### SOURCE RECORDS
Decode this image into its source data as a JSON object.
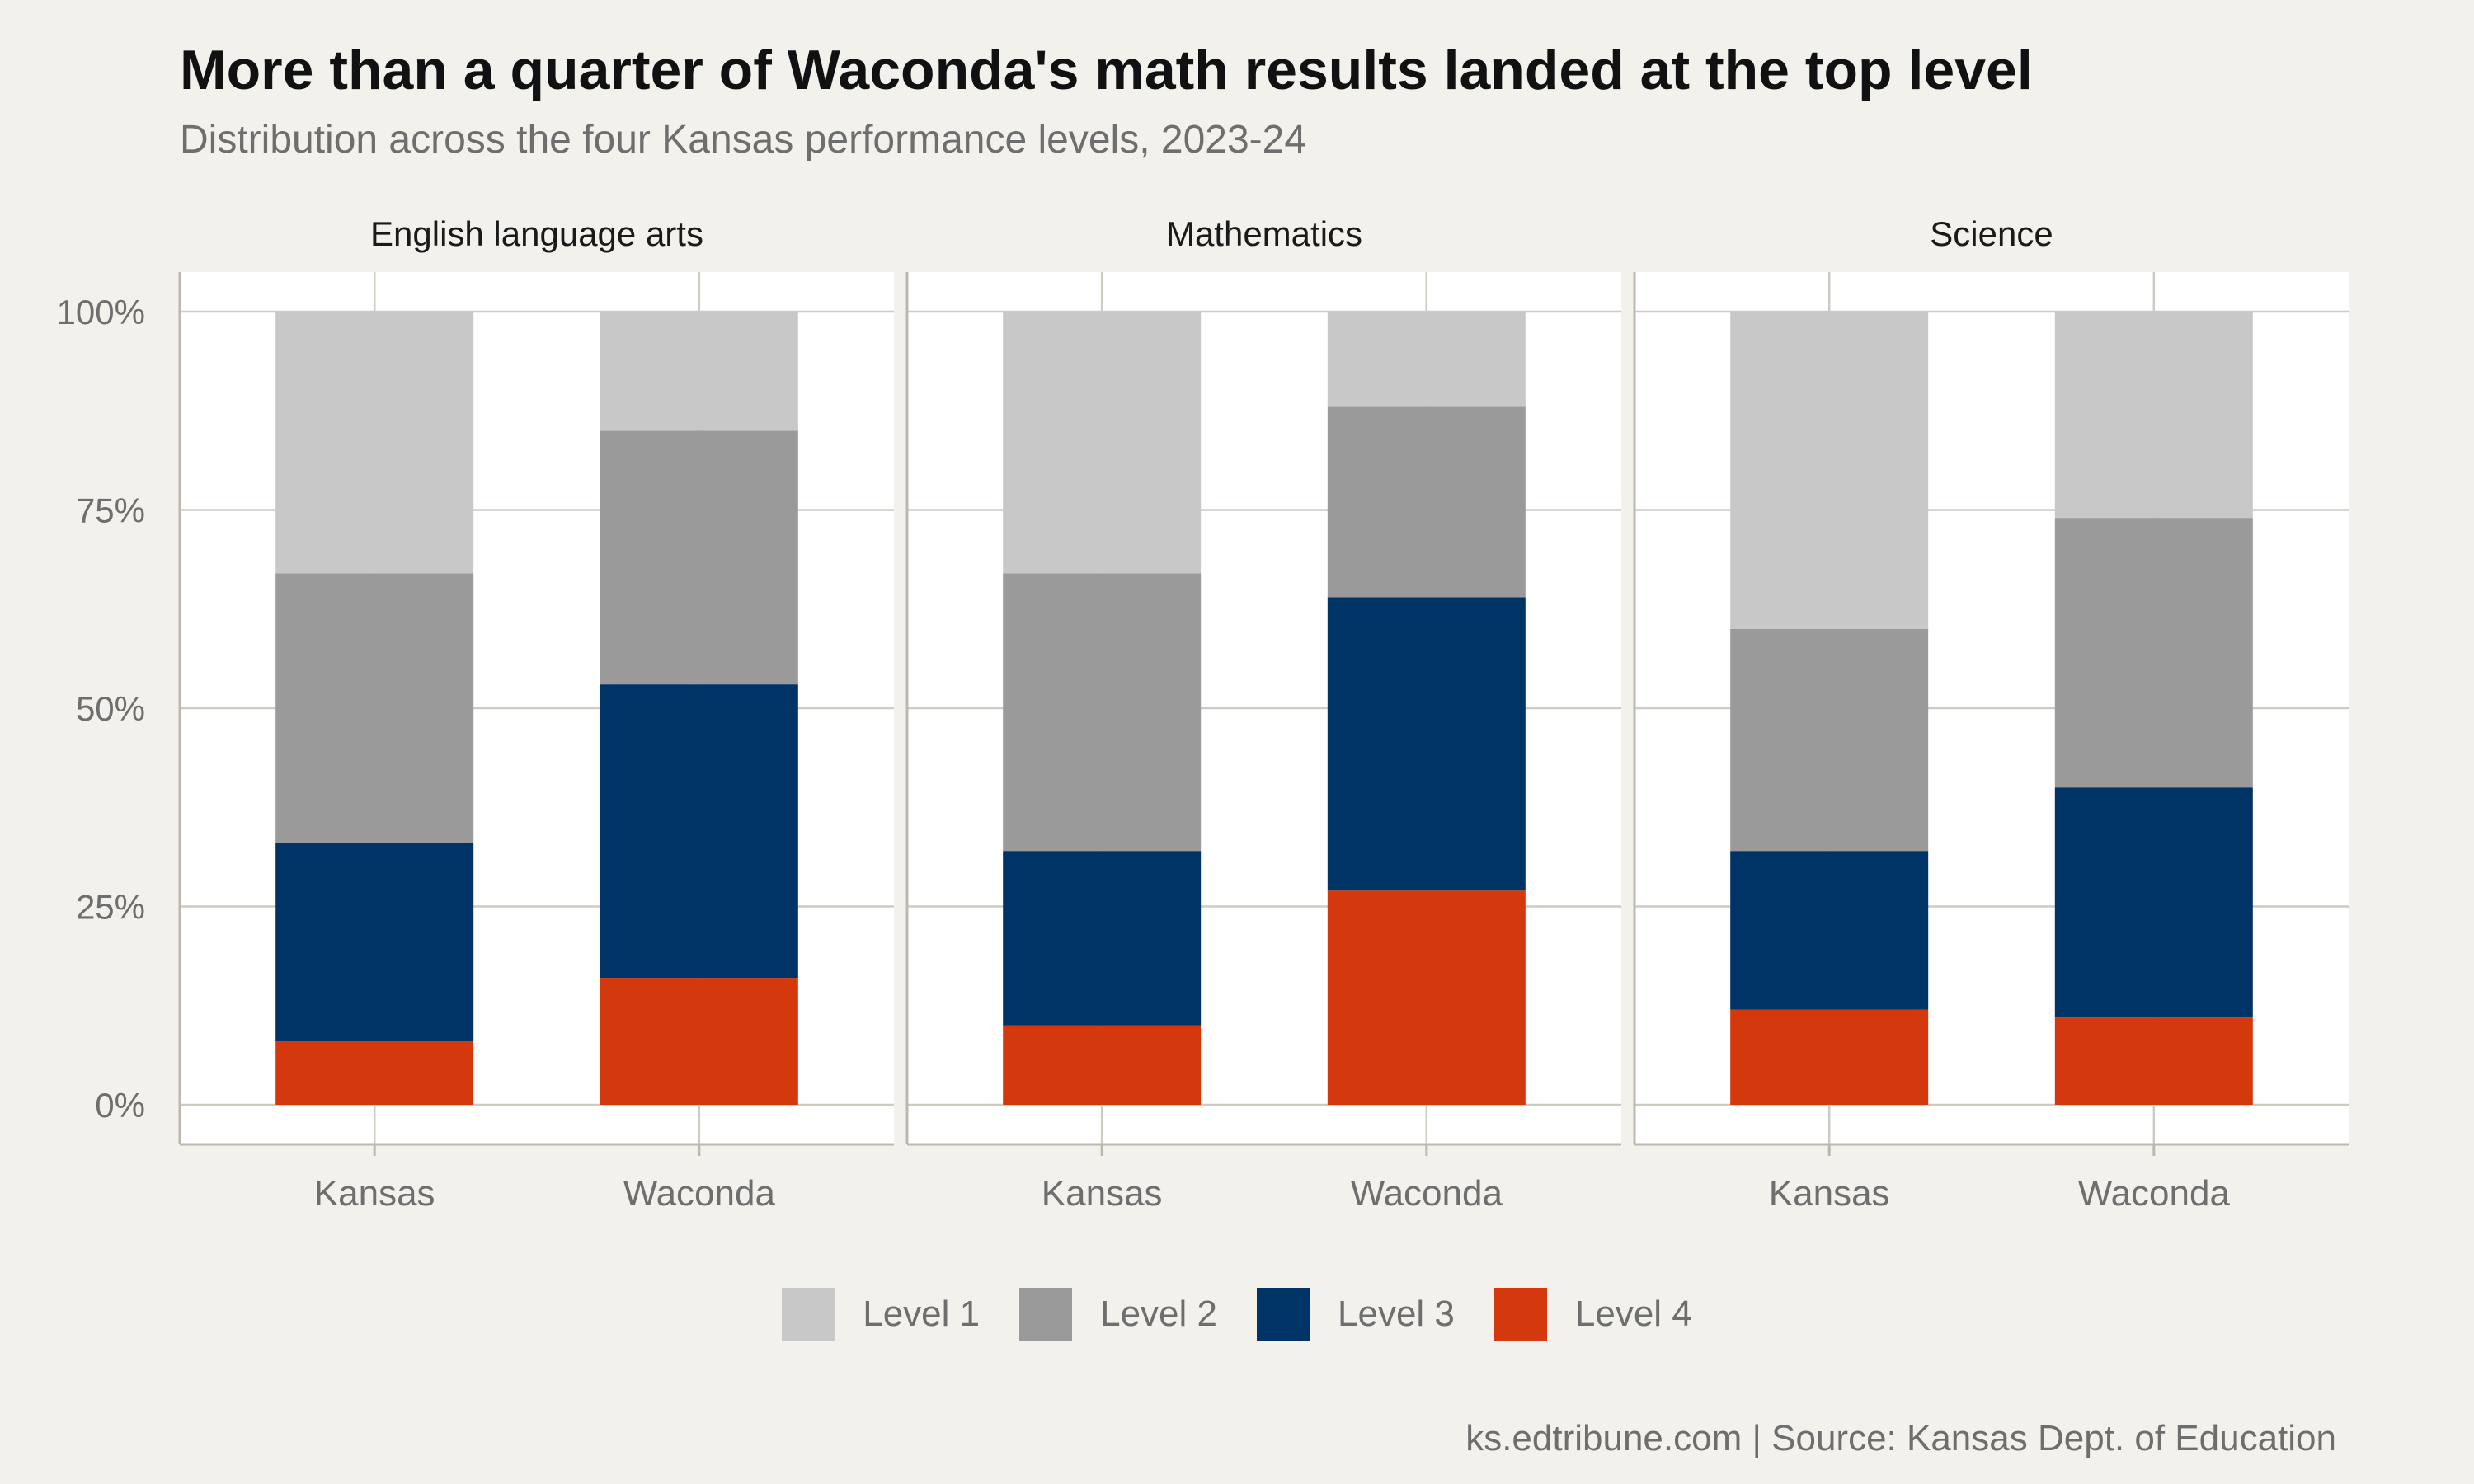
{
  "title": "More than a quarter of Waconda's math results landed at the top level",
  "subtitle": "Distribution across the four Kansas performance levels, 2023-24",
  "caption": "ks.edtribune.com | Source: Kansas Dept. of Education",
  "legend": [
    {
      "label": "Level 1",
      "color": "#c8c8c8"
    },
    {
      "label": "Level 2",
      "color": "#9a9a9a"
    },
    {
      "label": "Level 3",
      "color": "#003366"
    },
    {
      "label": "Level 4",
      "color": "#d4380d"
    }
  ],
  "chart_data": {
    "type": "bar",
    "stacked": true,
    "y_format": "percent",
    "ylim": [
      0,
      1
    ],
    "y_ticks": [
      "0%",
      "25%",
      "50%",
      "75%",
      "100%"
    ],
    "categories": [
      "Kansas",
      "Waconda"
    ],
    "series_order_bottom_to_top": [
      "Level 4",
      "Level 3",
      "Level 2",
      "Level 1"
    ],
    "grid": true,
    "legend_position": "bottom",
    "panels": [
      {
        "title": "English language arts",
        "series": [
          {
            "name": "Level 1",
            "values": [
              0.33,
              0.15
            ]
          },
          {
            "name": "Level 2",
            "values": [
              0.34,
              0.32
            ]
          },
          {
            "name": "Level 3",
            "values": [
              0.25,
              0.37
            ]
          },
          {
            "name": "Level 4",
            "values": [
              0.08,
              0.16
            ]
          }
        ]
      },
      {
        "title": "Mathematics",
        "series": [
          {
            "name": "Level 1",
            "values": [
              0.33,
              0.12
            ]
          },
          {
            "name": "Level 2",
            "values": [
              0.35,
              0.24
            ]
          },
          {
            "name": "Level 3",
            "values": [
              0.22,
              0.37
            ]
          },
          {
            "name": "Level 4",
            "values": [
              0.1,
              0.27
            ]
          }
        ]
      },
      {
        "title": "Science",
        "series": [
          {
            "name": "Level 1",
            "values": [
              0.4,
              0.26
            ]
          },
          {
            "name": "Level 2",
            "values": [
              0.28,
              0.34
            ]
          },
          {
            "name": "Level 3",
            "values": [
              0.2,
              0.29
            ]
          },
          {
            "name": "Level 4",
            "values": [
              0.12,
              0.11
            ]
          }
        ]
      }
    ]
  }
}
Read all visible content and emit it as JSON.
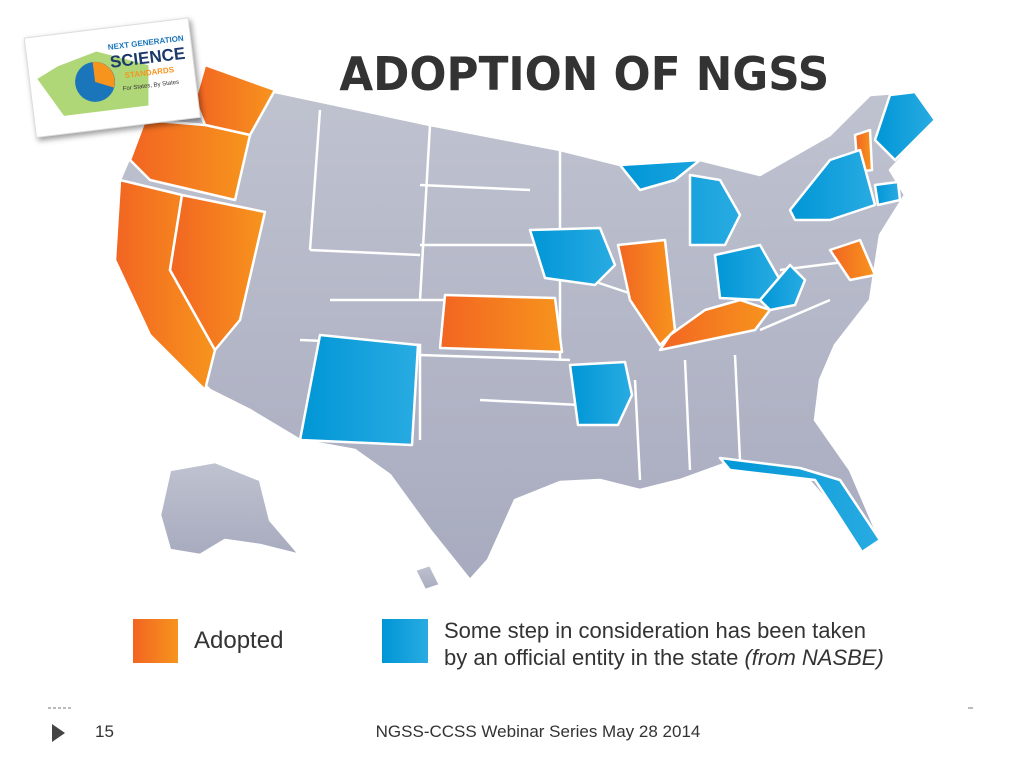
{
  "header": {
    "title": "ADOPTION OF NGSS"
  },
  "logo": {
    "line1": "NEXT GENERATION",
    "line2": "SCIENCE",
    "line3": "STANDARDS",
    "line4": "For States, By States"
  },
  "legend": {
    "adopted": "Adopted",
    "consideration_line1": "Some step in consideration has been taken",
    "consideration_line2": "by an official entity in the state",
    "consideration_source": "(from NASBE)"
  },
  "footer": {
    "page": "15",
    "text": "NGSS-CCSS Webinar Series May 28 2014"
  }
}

### BRIEF
Print all the records again exactly; do not include any picture.

### OUTPUT BELOW
Decode this image into its source data as a JSON object.
{
  "title": "More than a quarter of Waconda's math results landed at the top level",
  "subtitle": "Distribution across the four Kansas performance levels, 2023-24",
  "caption": "ks.edtribune.com | Source: Kansas Dept. of Education",
  "legend": [
    {
      "label": "Level 1",
      "color": "#c8c8c8"
    },
    {
      "label": "Level 2",
      "color": "#9a9a9a"
    },
    {
      "label": "Level 3",
      "color": "#003366"
    },
    {
      "label": "Level 4",
      "color": "#d4380d"
    }
  ],
  "chart_data": {
    "type": "bar",
    "stacked": true,
    "y_format": "percent",
    "ylim": [
      0,
      1
    ],
    "y_ticks": [
      "0%",
      "25%",
      "50%",
      "75%",
      "100%"
    ],
    "categories": [
      "Kansas",
      "Waconda"
    ],
    "series_order_bottom_to_top": [
      "Level 4",
      "Level 3",
      "Level 2",
      "Level 1"
    ],
    "grid": true,
    "legend_position": "bottom",
    "panels": [
      {
        "title": "English language arts",
        "series": [
          {
            "name": "Level 1",
            "values": [
              0.33,
              0.15
            ]
          },
          {
            "name": "Level 2",
            "values": [
              0.34,
              0.32
            ]
          },
          {
            "name": "Level 3",
            "values": [
              0.25,
              0.37
            ]
          },
          {
            "name": "Level 4",
            "values": [
              0.08,
              0.16
            ]
          }
        ]
      },
      {
        "title": "Mathematics",
        "series": [
          {
            "name": "Level 1",
            "values": [
              0.33,
              0.12
            ]
          },
          {
            "name": "Level 2",
            "values": [
              0.35,
              0.24
            ]
          },
          {
            "name": "Level 3",
            "values": [
              0.22,
              0.37
            ]
          },
          {
            "name": "Level 4",
            "values": [
              0.1,
              0.27
            ]
          }
        ]
      },
      {
        "title": "Science",
        "series": [
          {
            "name": "Level 1",
            "values": [
              0.4,
              0.26
            ]
          },
          {
            "name": "Level 2",
            "values": [
              0.28,
              0.34
            ]
          },
          {
            "name": "Level 3",
            "values": [
              0.2,
              0.29
            ]
          },
          {
            "name": "Level 4",
            "values": [
              0.12,
              0.11
            ]
          }
        ]
      }
    ]
  }
}
Read all visible content and emit it as JSON.
{
  "header": {
    "title": "ADOPTION OF NGSS"
  },
  "logo": {
    "line1": "NEXT GENERATION",
    "line2": "SCIENCE",
    "line3": "STANDARDS",
    "line4": "For States, By States"
  },
  "legend": {
    "adopted": "Adopted",
    "consideration_line1": "Some step in consideration has been taken",
    "consideration_line2": "by an official entity in the state",
    "consideration_source": "(from NASBE)"
  },
  "footer": {
    "page": "15",
    "text": "NGSS-CCSS Webinar Series May 28 2014"
  }
}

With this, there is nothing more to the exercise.